* [STATED EXERCISE]:
Copy the lines below word for word, leaving out the picture.
════════════════
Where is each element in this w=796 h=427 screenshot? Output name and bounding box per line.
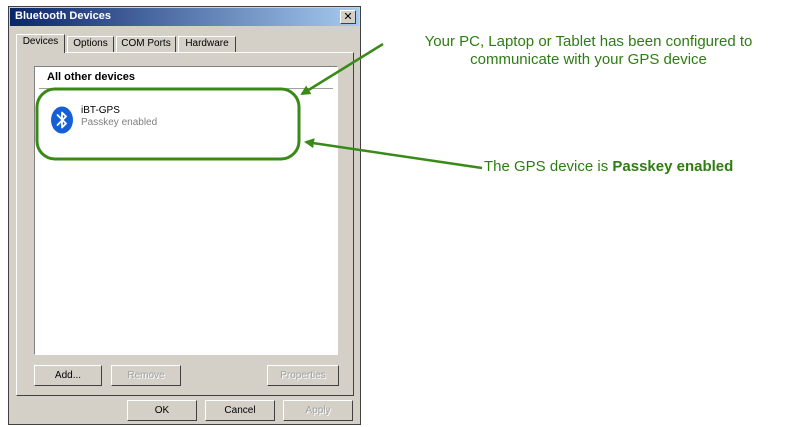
passkey-annotation: The GPS device is Passkey enabled (484, 158, 733, 176)
tab-devices[interactable]: Devices (16, 34, 65, 53)
configured-annotation: Your PC, Laptop or Tablet has been confi… (386, 33, 791, 69)
configured-arrow (300, 42, 384, 96)
passkey-annotation-emphasis: Passkey enabled (612, 158, 734, 175)
configured-annotation-line2: communicate with your GPS device (470, 51, 707, 68)
passkey-annotation-prefix: The GPS device is (484, 158, 613, 175)
device-highlight-outline (35, 87, 301, 161)
configured-annotation-line1: Your PC, Laptop or Tablet has been confi… (424, 33, 753, 50)
passkey-arrow (304, 138, 483, 170)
════════════════
* [EXERCISE OUTPUT]:
Where is each element in this w=796 h=427 screenshot? Output name and bounding box per line.
passkey-annotation: The GPS device is Passkey enabled (484, 158, 733, 176)
tab-devices[interactable]: Devices (16, 34, 65, 53)
configured-annotation: Your PC, Laptop or Tablet has been confi… (386, 33, 791, 69)
configured-arrow (300, 42, 384, 96)
passkey-annotation-emphasis: Passkey enabled (612, 158, 734, 175)
configured-annotation-line2: communicate with your GPS device (470, 51, 707, 68)
passkey-annotation-prefix: The GPS device is (484, 158, 613, 175)
device-highlight-outline (35, 87, 301, 161)
configured-annotation-line1: Your PC, Laptop or Tablet has been confi… (424, 33, 753, 50)
passkey-arrow (304, 138, 483, 170)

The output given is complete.